■ To do ■
Output the entries below exactly as written, omitting pictures.

# start of Working data

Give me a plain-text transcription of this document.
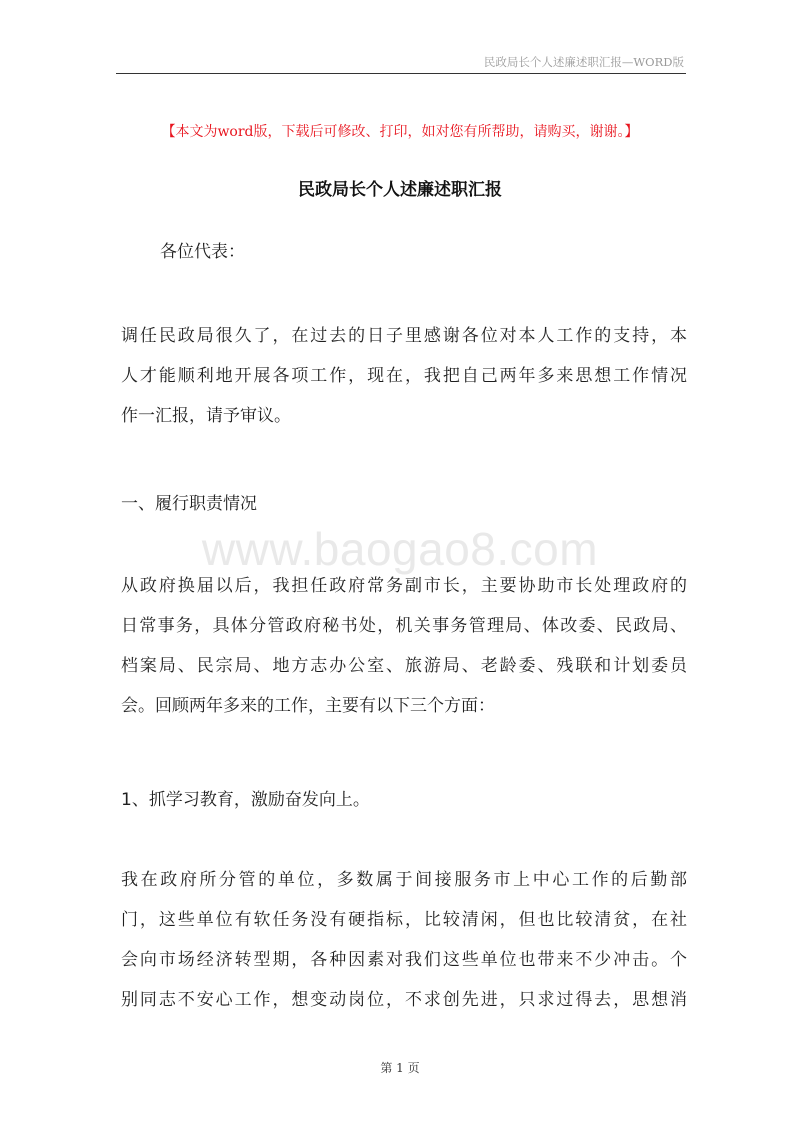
民政局长个人述廉述职汇报—WORD版
【本文为word版，下载后可修改、打印，如对您有所帮助，请购买，谢谢。】
民政局长个人述廉述职汇报
www.baogao8.com
各位代表：
调任民政局很久了，在过去的日子里感谢各位对本人工作的支持，本
人才能顺利地开展各项工作，现在，我把自己两年多来思想工作情况
作一汇报，请予审议。
一、履行职责情况
从政府换届以后，我担任政府常务副市长，主要协助市长处理政府的
日常事务，具体分管政府秘书处，机关事务管理局、体改委、民政局、
档案局、民宗局、地方志办公室、旅游局、老龄委、残联和计划委员
会。回顾两年多来的工作，主要有以下三个方面：
1、抓学习教育，激励奋发向上。
我在政府所分管的单位，多数属于间接服务市上中心工作的后勤部
门，这些单位有软任务没有硬指标，比较清闲，但也比较清贫，在社
会向市场经济转型期，各种因素对我们这些单位也带来不少冲击。个
别同志不安心工作，想变动岗位，不求创先进，只求过得去，思想消
第 1 页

# end of Working data

■ The result ■
Give me a plain-text transcription of this document.
民政局长个人述廉述职汇报—WORD版
【本文为word版，下载后可修改、打印，如对您有所帮助，请购买，谢谢。】
民政局长个人述廉述职汇报
www.baogao8.com
各位代表：
调任民政局很久了，在过去的日子里感谢各位对本人工作的支持，本
人才能顺利地开展各项工作，现在，我把自己两年多来思想工作情况
作一汇报，请予审议。
一、履行职责情况
从政府换届以后，我担任政府常务副市长，主要协助市长处理政府的
日常事务，具体分管政府秘书处，机关事务管理局、体改委、民政局、
档案局、民宗局、地方志办公室、旅游局、老龄委、残联和计划委员
会。回顾两年多来的工作，主要有以下三个方面：
1、抓学习教育，激励奋发向上。
我在政府所分管的单位，多数属于间接服务市上中心工作的后勤部
门，这些单位有软任务没有硬指标，比较清闲，但也比较清贫，在社
会向市场经济转型期，各种因素对我们这些单位也带来不少冲击。个
别同志不安心工作，想变动岗位，不求创先进，只求过得去，思想消
第 1 页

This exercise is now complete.